Records from a dataset:
####
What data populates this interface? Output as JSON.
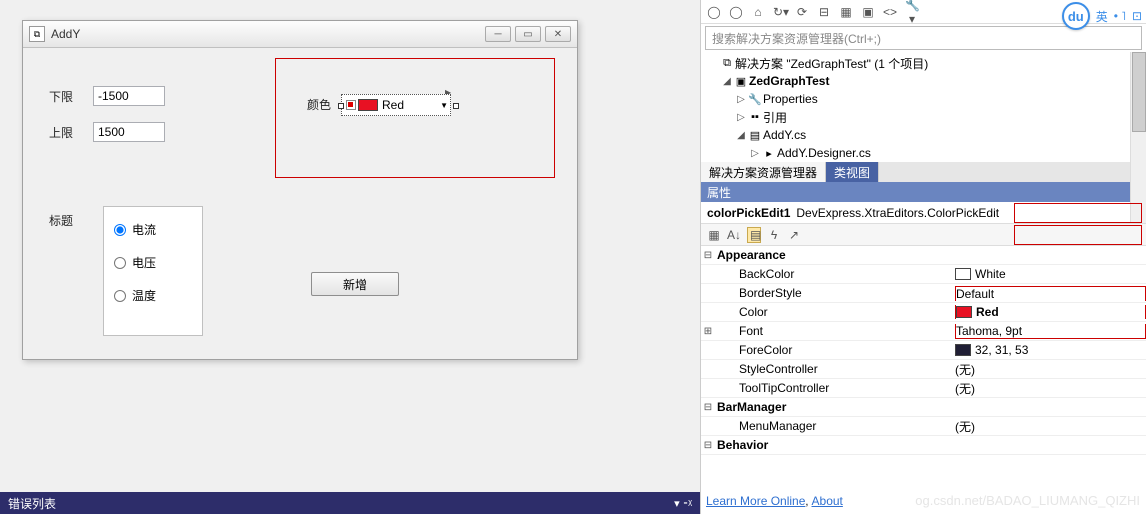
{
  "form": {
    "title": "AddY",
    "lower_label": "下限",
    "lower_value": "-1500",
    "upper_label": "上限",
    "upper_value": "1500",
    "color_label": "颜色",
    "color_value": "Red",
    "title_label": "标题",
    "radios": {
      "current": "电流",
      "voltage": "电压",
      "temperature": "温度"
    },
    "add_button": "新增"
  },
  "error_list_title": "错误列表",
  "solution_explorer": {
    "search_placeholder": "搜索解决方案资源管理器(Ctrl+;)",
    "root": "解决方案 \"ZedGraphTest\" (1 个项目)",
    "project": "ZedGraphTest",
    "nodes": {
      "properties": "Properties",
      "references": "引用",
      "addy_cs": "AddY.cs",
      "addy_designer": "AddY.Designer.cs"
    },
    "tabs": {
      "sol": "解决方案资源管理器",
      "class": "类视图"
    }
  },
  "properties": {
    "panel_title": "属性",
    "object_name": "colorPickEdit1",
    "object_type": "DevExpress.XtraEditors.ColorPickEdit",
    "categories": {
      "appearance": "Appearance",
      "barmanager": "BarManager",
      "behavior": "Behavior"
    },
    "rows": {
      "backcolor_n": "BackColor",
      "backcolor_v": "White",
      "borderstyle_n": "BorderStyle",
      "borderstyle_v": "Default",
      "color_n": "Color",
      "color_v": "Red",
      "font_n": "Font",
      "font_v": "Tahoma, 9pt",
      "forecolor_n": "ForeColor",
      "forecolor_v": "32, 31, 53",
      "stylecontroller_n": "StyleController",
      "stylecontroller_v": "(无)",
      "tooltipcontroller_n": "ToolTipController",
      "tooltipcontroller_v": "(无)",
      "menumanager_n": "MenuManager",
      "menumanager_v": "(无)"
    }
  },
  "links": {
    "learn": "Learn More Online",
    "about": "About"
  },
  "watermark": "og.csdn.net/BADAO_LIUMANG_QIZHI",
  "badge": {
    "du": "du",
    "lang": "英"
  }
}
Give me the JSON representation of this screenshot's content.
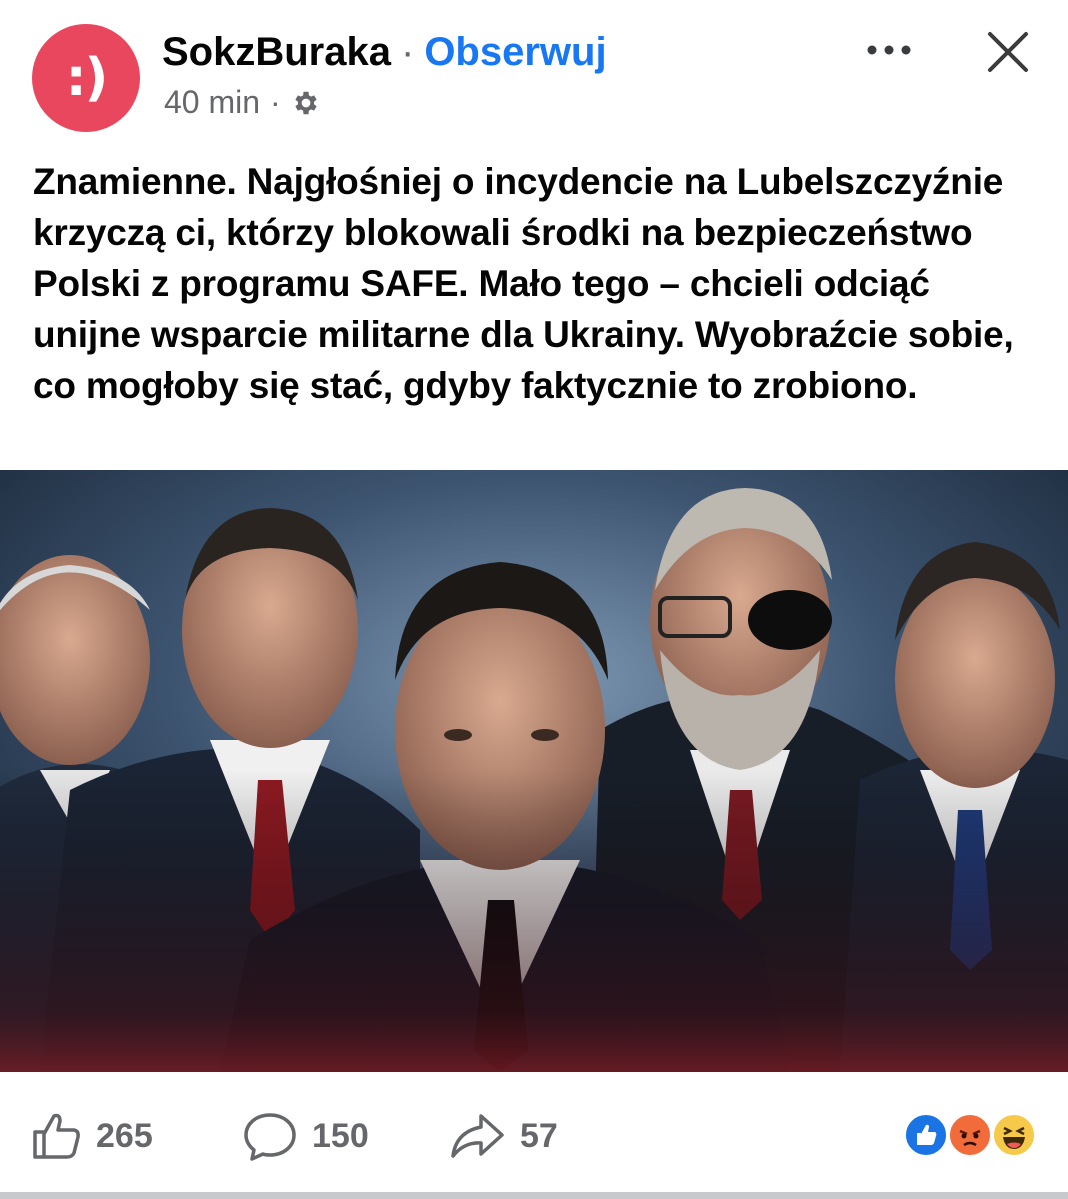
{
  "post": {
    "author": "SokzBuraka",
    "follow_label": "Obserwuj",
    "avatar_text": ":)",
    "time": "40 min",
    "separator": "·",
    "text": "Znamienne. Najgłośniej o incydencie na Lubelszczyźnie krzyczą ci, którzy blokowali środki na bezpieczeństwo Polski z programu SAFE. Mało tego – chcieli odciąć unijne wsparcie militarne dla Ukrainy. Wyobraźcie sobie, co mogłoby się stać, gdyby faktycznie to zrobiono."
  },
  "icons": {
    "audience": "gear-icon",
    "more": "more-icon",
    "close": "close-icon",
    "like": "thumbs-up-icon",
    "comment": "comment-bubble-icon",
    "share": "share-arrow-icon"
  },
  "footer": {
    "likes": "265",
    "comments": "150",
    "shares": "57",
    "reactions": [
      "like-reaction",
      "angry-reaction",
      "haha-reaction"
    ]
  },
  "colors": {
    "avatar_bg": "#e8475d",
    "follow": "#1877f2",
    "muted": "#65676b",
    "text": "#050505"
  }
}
####
§ GIVEN INSTRUCTION: Copy each line of the records above that carries the word "JSON".

§ OUTPUT OF THE TASK:
What data populates this interface? Output as JSON.
Give me the JSON representation of this screenshot's content.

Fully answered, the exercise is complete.